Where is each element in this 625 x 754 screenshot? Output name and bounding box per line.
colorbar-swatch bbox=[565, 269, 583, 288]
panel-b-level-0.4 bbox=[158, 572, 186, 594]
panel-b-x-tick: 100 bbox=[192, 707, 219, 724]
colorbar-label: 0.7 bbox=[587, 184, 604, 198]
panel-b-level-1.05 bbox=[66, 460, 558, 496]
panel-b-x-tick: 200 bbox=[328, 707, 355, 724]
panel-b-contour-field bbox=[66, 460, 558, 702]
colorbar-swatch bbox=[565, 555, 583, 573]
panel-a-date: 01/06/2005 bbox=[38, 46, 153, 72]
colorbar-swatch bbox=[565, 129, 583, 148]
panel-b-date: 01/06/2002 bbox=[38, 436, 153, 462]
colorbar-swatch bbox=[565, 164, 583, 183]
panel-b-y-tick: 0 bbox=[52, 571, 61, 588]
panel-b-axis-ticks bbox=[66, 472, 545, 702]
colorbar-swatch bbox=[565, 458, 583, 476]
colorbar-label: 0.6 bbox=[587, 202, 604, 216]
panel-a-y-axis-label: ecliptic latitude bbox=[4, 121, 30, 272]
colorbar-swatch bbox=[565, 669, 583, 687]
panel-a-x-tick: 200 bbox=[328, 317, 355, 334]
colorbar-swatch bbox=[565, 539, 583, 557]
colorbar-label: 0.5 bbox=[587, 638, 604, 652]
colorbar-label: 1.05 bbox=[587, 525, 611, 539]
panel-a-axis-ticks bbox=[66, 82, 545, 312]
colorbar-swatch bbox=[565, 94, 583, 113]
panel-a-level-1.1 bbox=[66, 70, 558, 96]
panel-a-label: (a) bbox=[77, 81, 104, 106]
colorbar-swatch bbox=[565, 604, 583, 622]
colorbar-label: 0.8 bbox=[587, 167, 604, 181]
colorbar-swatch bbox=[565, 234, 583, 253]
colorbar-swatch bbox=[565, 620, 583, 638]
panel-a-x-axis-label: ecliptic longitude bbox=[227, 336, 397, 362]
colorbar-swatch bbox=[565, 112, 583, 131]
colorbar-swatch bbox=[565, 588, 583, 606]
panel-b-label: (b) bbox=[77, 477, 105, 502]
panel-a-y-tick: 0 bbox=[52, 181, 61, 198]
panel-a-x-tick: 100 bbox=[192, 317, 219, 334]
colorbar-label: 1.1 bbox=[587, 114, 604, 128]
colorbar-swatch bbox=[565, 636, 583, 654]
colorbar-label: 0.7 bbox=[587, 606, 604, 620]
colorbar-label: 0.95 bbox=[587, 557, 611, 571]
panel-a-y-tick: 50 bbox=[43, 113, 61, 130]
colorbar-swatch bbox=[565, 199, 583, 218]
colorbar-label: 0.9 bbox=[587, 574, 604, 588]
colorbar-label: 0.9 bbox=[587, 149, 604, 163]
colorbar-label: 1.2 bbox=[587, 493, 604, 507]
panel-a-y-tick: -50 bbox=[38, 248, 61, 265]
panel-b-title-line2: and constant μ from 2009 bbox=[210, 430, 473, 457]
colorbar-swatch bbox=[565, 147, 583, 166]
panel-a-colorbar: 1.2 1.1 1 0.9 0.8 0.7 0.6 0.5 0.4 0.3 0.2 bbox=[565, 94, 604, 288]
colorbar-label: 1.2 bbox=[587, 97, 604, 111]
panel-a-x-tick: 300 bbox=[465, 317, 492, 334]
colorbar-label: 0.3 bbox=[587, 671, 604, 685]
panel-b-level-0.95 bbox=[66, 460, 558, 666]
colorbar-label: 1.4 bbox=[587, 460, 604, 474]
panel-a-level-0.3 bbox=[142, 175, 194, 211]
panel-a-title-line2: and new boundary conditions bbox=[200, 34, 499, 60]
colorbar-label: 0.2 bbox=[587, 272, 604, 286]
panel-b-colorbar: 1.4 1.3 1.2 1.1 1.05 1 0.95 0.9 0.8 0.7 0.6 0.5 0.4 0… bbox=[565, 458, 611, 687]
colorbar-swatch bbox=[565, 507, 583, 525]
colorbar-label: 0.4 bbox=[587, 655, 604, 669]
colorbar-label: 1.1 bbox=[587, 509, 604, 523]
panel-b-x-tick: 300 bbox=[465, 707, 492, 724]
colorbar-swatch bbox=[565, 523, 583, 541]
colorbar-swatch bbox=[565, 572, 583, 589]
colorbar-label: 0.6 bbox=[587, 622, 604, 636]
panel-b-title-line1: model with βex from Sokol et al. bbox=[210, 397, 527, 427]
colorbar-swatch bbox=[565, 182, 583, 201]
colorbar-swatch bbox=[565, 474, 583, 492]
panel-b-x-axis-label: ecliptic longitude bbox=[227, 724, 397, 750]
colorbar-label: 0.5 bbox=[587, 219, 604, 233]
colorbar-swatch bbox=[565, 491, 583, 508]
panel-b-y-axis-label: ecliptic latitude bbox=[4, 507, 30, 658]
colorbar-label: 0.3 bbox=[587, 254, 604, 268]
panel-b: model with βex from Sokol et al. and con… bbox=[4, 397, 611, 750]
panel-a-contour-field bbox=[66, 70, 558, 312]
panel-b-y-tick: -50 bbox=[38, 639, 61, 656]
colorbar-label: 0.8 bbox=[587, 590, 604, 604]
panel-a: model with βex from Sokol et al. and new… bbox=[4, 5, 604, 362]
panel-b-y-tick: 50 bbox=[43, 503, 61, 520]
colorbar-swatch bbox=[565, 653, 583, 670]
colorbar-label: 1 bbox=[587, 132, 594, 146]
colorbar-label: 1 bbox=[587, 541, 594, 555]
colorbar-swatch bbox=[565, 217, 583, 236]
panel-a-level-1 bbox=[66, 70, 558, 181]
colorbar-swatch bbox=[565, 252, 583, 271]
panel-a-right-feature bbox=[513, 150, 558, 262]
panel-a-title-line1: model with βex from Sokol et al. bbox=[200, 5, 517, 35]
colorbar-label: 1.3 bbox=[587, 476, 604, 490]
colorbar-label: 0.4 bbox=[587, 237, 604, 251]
=====
Short problem >> Format every line of the items above as a Markdown table with the columns "Row" and "Line", numbering the rows and omitting blank lines.

Written solution >>
| Row | Line |
|---|---|
| 1 | Where is each element in this 625 x 754 screenshot? Output name and bounding box per line. |
| 2 | colorbar-swatch bbox=[565, 269, 583, 288] |
| 3 | panel-b-level-0.4 bbox=[158, 572, 186, 594] |
| 4 | panel-b-x-tick: 100 bbox=[192, 707, 219, 724] |
| 5 | colorbar-label: 0.7 bbox=[587, 184, 604, 198] |
| 6 | panel-b-level-1.05 bbox=[66, 460, 558, 496] |
| 7 | panel-b-x-tick: 200 bbox=[328, 707, 355, 724] |
| 8 | panel-b-contour-field bbox=[66, 460, 558, 702] |
| 9 | colorbar-swatch bbox=[565, 555, 583, 573] |
| 10 | panel-a-date: 01/06/2005 bbox=[38, 46, 153, 72] |
| 11 | colorbar-swatch bbox=[565, 129, 583, 148] |
| 12 | panel-b-date: 01/06/2002 bbox=[38, 436, 153, 462] |
| 13 | colorbar-swatch bbox=[565, 164, 583, 183] |
| 14 | panel-b-y-tick: 0 bbox=[52, 571, 61, 588] |
| 15 | panel-b-axis-ticks bbox=[66, 472, 545, 702] |
| 16 | colorbar-swatch bbox=[565, 458, 583, 476] |
| 17 | colorbar-label: 0.6 bbox=[587, 202, 604, 216] |
| 18 | panel-a-y-axis-label: ecliptic latitude bbox=[4, 121, 30, 272] |
| 19 | colorbar-swatch bbox=[565, 669, 583, 687] |
| 20 | panel-a-x-tick: 200 bbox=[328, 317, 355, 334] |
| 21 | colorbar-swatch bbox=[565, 539, 583, 557] |
| 22 | colorbar-label: 0.5 bbox=[587, 638, 604, 652] |
| 23 | colorbar-label: 1.05 bbox=[587, 525, 611, 539] |
| 24 | panel-a-axis-ticks bbox=[66, 82, 545, 312] |
| 25 | colorbar-swatch bbox=[565, 94, 583, 113] |
| 26 | panel-a-level-1.1 bbox=[66, 70, 558, 96] |
| 27 | panel-a-label: (a) bbox=[77, 81, 104, 106] |
| 28 | colorbar-swatch bbox=[565, 604, 583, 622] |
| 29 | colorbar-label: 0.8 bbox=[587, 167, 604, 181] |
| 30 | colorbar-swatch bbox=[565, 234, 583, 253] |
| 31 | colorbar-swatch bbox=[565, 620, 583, 638] |
| 32 | panel-a-x-axis-label: ecliptic longitude bbox=[227, 336, 397, 362] |
| 33 | colorbar-swatch bbox=[565, 112, 583, 131] |
| 34 | colorbar-swatch bbox=[565, 588, 583, 606] |
| 35 | panel-b-label: (b) bbox=[77, 477, 105, 502] |
| 36 | panel-a-y-tick: 0 bbox=[52, 181, 61, 198] |
| 37 | panel-a-x-tick: 100 bbox=[192, 317, 219, 334] |
| 38 | colorbar-label: 1.1 bbox=[587, 114, 604, 128] |
| 39 | colorbar-swatch bbox=[565, 636, 583, 654] |
| 40 | colorbar-label: 0.7 bbox=[587, 606, 604, 620] |
| 41 | colorbar-label: 0.95 bbox=[587, 557, 611, 571] |
| 42 | panel-a-y-tick: 50 bbox=[43, 113, 61, 130] |
| 43 | colorbar-swatch bbox=[565, 199, 583, 218] |
| 44 | colorbar-label: 0.9 bbox=[587, 574, 604, 588] |
| 45 | colorbar-label: 0.9 bbox=[587, 149, 604, 163] |
| 46 | colorbar-label: 1.2 bbox=[587, 493, 604, 507] |
| 47 | panel-a-y-tick: -50 bbox=[38, 248, 61, 265] |
| 48 | panel-b-title-line2: and constant μ from 2009 bbox=[210, 430, 473, 457] |
| 49 | colorbar-swatch bbox=[565, 147, 583, 166] |
| 50 | panel-a-colorbar: 1.2 1.1 1 0.9 0.8 0.7 0.6 0.5 0.4 0.3 0.2 bbox=[565, 94, 604, 288] |
| 51 | colorbar-label: 1.2 bbox=[587, 97, 604, 111] |
| 52 | panel-a-x-tick: 300 bbox=[465, 317, 492, 334] |
| 53 | colorbar-label: 0.3 bbox=[587, 671, 604, 685] |
| 54 | panel-b-level-0.95 bbox=[66, 460, 558, 666] |
| 55 | colorbar-label: 1.4 bbox=[587, 460, 604, 474] |
| 56 | panel-a-level-0.3 bbox=[142, 175, 194, 211] |
| 57 | panel-a-title-line2: and new boundary conditions bbox=[200, 34, 499, 60] |
| 58 | colorbar-label: 0.2 bbox=[587, 272, 604, 286] |
| 59 | panel-b-colorbar: 1.4 1.3 1.2 1.1 1.05 1 0.95 0.9 0.8 0.7 0.6 0.5 0.4 0… bbox=[565, 458, 611, 687] |
| 60 | colorbar-swatch bbox=[565, 507, 583, 525] |
| 61 | colorbar-label: 0.4 bbox=[587, 655, 604, 669] |
| 62 | colorbar-label: 1.1 bbox=[587, 509, 604, 523] |
| 63 | panel-b-x-tick: 300 bbox=[465, 707, 492, 724] |
| 64 | colorbar-swatch bbox=[565, 523, 583, 541] |
| 65 | colorbar-swatch bbox=[565, 572, 583, 589] |
| 66 | colorbar-label: 0.6 bbox=[587, 622, 604, 636] |
| 67 | panel-b-title-line1: model with βex from Sokol et al. bbox=[210, 397, 527, 427] |
| 68 | colorbar-swatch bbox=[565, 182, 583, 201] |
| 69 | colorbar-swatch bbox=[565, 474, 583, 492] |
| 70 | panel-b-x-axis-label: ecliptic longitude bbox=[227, 724, 397, 750] |
| 71 | colorbar-label: 0.5 bbox=[587, 219, 604, 233] |
| 72 | colorbar-swatch bbox=[565, 491, 583, 508] |
| 73 | panel-b-y-axis-label: ecliptic latitude bbox=[4, 507, 30, 658] |
| 74 | colorbar-label: 0.3 bbox=[587, 254, 604, 268] |
| 75 | panel-b: model with βex from Sokol et al. and con… bbox=[4, 397, 611, 750] |
| 76 | panel-a-contour-field bbox=[66, 70, 558, 312] |
| 77 | panel-b-y-tick: -50 bbox=[38, 639, 61, 656] |
| 78 | colorbar-label: 0.8 bbox=[587, 590, 604, 604] |
| 79 | panel-a: model with βex from Sokol et al. and new… bbox=[4, 5, 604, 362] |
| 80 | panel-b-y-tick: 50 bbox=[43, 503, 61, 520] |
| 81 | colorbar-swatch bbox=[565, 653, 583, 670] |
| 82 | colorbar-label: 1 bbox=[587, 132, 594, 146] |
| 83 | colorbar-label: 1 bbox=[587, 541, 594, 555] |
| 84 | colorbar-swatch bbox=[565, 217, 583, 236] |
| 85 | panel-a-level-1 bbox=[66, 70, 558, 181] |
| 86 | colorbar-swatch bbox=[565, 252, 583, 271] |
| 87 | panel-a-right-feature bbox=[513, 150, 558, 262] |
| 88 | panel-a-title-line1: model with βex from Sokol et al. bbox=[200, 5, 517, 35] |
| 89 | colorbar-label: 1.3 bbox=[587, 476, 604, 490] |
| 90 | colorbar-label: 0.4 bbox=[587, 237, 604, 251] |